Print the data exactly, leaving nothing out.
— BEGIN —
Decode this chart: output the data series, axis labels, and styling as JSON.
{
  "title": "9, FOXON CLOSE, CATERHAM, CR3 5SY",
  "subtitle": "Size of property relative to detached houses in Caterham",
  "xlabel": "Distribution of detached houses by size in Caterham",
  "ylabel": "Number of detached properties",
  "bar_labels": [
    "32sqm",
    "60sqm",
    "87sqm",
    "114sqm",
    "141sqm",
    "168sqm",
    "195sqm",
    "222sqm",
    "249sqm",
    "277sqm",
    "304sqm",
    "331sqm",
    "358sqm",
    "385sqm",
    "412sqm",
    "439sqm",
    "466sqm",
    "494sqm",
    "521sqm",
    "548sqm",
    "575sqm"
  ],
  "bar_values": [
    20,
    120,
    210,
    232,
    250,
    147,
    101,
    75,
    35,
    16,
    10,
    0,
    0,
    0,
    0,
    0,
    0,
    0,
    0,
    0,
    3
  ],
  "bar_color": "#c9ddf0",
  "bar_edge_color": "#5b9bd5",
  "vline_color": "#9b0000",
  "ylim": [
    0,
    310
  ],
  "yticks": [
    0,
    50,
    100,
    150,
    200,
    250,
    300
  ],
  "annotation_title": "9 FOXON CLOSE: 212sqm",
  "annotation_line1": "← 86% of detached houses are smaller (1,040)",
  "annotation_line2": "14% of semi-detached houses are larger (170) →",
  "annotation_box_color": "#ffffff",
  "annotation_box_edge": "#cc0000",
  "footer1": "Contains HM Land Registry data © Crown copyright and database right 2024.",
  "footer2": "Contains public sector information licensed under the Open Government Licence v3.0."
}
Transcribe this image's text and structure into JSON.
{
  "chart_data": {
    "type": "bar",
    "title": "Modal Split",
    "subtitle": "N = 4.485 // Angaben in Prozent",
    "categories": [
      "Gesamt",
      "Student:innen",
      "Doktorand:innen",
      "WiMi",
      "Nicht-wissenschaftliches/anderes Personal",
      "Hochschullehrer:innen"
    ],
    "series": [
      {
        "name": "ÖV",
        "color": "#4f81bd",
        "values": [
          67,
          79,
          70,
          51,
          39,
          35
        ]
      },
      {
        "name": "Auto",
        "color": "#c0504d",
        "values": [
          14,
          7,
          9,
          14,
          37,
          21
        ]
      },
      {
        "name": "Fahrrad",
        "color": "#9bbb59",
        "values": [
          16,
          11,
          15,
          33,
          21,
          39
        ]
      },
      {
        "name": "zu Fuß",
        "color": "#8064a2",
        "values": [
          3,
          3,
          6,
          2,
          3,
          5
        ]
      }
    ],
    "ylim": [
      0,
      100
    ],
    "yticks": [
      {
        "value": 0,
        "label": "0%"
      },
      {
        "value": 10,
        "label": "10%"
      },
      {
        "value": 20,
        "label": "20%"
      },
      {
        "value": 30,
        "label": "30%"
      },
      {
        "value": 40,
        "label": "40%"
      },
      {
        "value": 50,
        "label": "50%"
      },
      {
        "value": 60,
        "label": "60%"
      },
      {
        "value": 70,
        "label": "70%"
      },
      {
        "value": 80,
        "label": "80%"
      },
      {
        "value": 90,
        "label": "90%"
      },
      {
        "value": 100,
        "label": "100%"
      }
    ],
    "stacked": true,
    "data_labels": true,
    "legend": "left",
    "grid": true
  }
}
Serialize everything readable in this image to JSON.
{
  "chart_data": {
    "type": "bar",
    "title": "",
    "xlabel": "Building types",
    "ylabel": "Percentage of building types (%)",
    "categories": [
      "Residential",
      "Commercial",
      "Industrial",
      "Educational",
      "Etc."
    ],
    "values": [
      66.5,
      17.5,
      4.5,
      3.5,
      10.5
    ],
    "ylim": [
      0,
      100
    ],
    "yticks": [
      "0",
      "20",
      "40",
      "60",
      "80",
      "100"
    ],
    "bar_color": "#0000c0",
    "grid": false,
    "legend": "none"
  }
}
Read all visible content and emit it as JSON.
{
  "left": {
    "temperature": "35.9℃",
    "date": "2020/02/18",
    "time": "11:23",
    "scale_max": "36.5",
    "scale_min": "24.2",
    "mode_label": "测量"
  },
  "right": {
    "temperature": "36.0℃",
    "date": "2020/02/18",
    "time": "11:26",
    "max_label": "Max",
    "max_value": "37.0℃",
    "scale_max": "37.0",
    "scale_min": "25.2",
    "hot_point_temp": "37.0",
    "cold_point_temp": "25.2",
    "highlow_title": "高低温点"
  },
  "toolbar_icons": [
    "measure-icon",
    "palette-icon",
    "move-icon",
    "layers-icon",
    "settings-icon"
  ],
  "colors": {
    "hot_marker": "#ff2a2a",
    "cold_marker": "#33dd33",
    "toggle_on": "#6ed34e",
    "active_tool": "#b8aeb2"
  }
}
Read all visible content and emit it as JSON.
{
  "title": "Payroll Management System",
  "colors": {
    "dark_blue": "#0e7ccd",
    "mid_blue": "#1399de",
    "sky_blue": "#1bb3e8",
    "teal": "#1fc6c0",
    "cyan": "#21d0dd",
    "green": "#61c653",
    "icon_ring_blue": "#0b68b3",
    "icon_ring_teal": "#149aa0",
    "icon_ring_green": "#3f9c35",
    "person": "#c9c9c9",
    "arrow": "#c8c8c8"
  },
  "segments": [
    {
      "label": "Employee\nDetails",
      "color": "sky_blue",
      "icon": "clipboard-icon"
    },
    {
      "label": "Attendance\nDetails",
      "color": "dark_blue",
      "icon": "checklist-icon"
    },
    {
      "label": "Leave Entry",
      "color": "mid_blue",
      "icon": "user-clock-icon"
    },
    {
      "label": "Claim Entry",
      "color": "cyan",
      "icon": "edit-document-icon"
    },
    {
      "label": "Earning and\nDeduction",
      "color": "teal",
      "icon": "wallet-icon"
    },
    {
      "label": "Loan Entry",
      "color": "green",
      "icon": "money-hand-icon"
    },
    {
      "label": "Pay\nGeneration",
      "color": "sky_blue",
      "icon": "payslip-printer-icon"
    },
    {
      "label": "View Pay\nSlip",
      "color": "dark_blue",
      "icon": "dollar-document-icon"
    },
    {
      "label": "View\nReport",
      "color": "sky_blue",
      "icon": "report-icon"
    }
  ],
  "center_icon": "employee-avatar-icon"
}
— END —
> _SOLUTION TO THE PROBLEM_:
Decode this chart: output the data series, axis labels, and styling as JSON.
{
  "title": "9, FOXON CLOSE, CATERHAM, CR3 5SY",
  "subtitle": "Size of property relative to detached houses in Caterham",
  "xlabel": "Distribution of detached houses by size in Caterham",
  "ylabel": "Number of detached properties",
  "bar_labels": [
    "32sqm",
    "60sqm",
    "87sqm",
    "114sqm",
    "141sqm",
    "168sqm",
    "195sqm",
    "222sqm",
    "249sqm",
    "277sqm",
    "304sqm",
    "331sqm",
    "358sqm",
    "385sqm",
    "412sqm",
    "439sqm",
    "466sqm",
    "494sqm",
    "521sqm",
    "548sqm",
    "575sqm"
  ],
  "bar_values": [
    20,
    120,
    210,
    232,
    250,
    147,
    101,
    75,
    35,
    16,
    10,
    0,
    0,
    0,
    0,
    0,
    0,
    0,
    0,
    0,
    3
  ],
  "bar_color": "#c9ddf0",
  "bar_edge_color": "#5b9bd5",
  "vline_color": "#9b0000",
  "ylim": [
    0,
    310
  ],
  "yticks": [
    0,
    50,
    100,
    150,
    200,
    250,
    300
  ],
  "annotation_title": "9 FOXON CLOSE: 212sqm",
  "annotation_line1": "← 86% of detached houses are smaller (1,040)",
  "annotation_line2": "14% of semi-detached houses are larger (170) →",
  "annotation_box_color": "#ffffff",
  "annotation_box_edge": "#cc0000",
  "footer1": "Contains HM Land Registry data © Crown copyright and database right 2024.",
  "footer2": "Contains public sector information licensed under the Open Government Licence v3.0."
}
Transcribe this image's text and structure into JSON.
{
  "chart_data": {
    "type": "bar",
    "title": "Modal Split",
    "subtitle": "N = 4.485 // Angaben in Prozent",
    "categories": [
      "Gesamt",
      "Student:innen",
      "Doktorand:innen",
      "WiMi",
      "Nicht-wissenschaftliches/anderes Personal",
      "Hochschullehrer:innen"
    ],
    "series": [
      {
        "name": "ÖV",
        "color": "#4f81bd",
        "values": [
          67,
          79,
          70,
          51,
          39,
          35
        ]
      },
      {
        "name": "Auto",
        "color": "#c0504d",
        "values": [
          14,
          7,
          9,
          14,
          37,
          21
        ]
      },
      {
        "name": "Fahrrad",
        "color": "#9bbb59",
        "values": [
          16,
          11,
          15,
          33,
          21,
          39
        ]
      },
      {
        "name": "zu Fuß",
        "color": "#8064a2",
        "values": [
          3,
          3,
          6,
          2,
          3,
          5
        ]
      }
    ],
    "ylim": [
      0,
      100
    ],
    "yticks": [
      {
        "value": 0,
        "label": "0%"
      },
      {
        "value": 10,
        "label": "10%"
      },
      {
        "value": 20,
        "label": "20%"
      },
      {
        "value": 30,
        "label": "30%"
      },
      {
        "value": 40,
        "label": "40%"
      },
      {
        "value": 50,
        "label": "50%"
      },
      {
        "value": 60,
        "label": "60%"
      },
      {
        "value": 70,
        "label": "70%"
      },
      {
        "value": 80,
        "label": "80%"
      },
      {
        "value": 90,
        "label": "90%"
      },
      {
        "value": 100,
        "label": "100%"
      }
    ],
    "stacked": true,
    "data_labels": true,
    "legend": "left",
    "grid": true
  }
}
Serialize everything readable in this image to JSON.
{
  "chart_data": {
    "type": "bar",
    "title": "",
    "xlabel": "Building types",
    "ylabel": "Percentage of building types (%)",
    "categories": [
      "Residential",
      "Commercial",
      "Industrial",
      "Educational",
      "Etc."
    ],
    "values": [
      66.5,
      17.5,
      4.5,
      3.5,
      10.5
    ],
    "ylim": [
      0,
      100
    ],
    "yticks": [
      "0",
      "20",
      "40",
      "60",
      "80",
      "100"
    ],
    "bar_color": "#0000c0",
    "grid": false,
    "legend": "none"
  }
}
Read all visible content and emit it as JSON.
{
  "left": {
    "temperature": "35.9℃",
    "date": "2020/02/18",
    "time": "11:23",
    "scale_max": "36.5",
    "scale_min": "24.2",
    "mode_label": "测量"
  },
  "right": {
    "temperature": "36.0℃",
    "date": "2020/02/18",
    "time": "11:26",
    "max_label": "Max",
    "max_value": "37.0℃",
    "scale_max": "37.0",
    "scale_min": "25.2",
    "hot_point_temp": "37.0",
    "cold_point_temp": "25.2",
    "highlow_title": "高低温点"
  },
  "toolbar_icons": [
    "measure-icon",
    "palette-icon",
    "move-icon",
    "layers-icon",
    "settings-icon"
  ],
  "colors": {
    "hot_marker": "#ff2a2a",
    "cold_marker": "#33dd33",
    "toggle_on": "#6ed34e",
    "active_tool": "#b8aeb2"
  }
}
Read all visible content and emit it as JSON.
{
  "title": "Payroll Management System",
  "colors": {
    "dark_blue": "#0e7ccd",
    "mid_blue": "#1399de",
    "sky_blue": "#1bb3e8",
    "teal": "#1fc6c0",
    "cyan": "#21d0dd",
    "green": "#61c653",
    "icon_ring_blue": "#0b68b3",
    "icon_ring_teal": "#149aa0",
    "icon_ring_green": "#3f9c35",
    "person": "#c9c9c9",
    "arrow": "#c8c8c8"
  },
  "segments": [
    {
      "label": "Employee\nDetails",
      "color": "sky_blue",
      "icon": "clipboard-icon"
    },
    {
      "label": "Attendance\nDetails",
      "color": "dark_blue",
      "icon": "checklist-icon"
    },
    {
      "label": "Leave Entry",
      "color": "mid_blue",
      "icon": "user-clock-icon"
    },
    {
      "label": "Claim Entry",
      "color": "cyan",
      "icon": "edit-document-icon"
    },
    {
      "label": "Earning and\nDeduction",
      "color": "teal",
      "icon": "wallet-icon"
    },
    {
      "label": "Loan Entry",
      "color": "green",
      "icon": "money-hand-icon"
    },
    {
      "label": "Pay\nGeneration",
      "color": "sky_blue",
      "icon": "payslip-printer-icon"
    },
    {
      "label": "View Pay\nSlip",
      "color": "dark_blue",
      "icon": "dollar-document-icon"
    },
    {
      "label": "View\nReport",
      "color": "sky_blue",
      "icon": "report-icon"
    }
  ],
  "center_icon": "employee-avatar-icon"
}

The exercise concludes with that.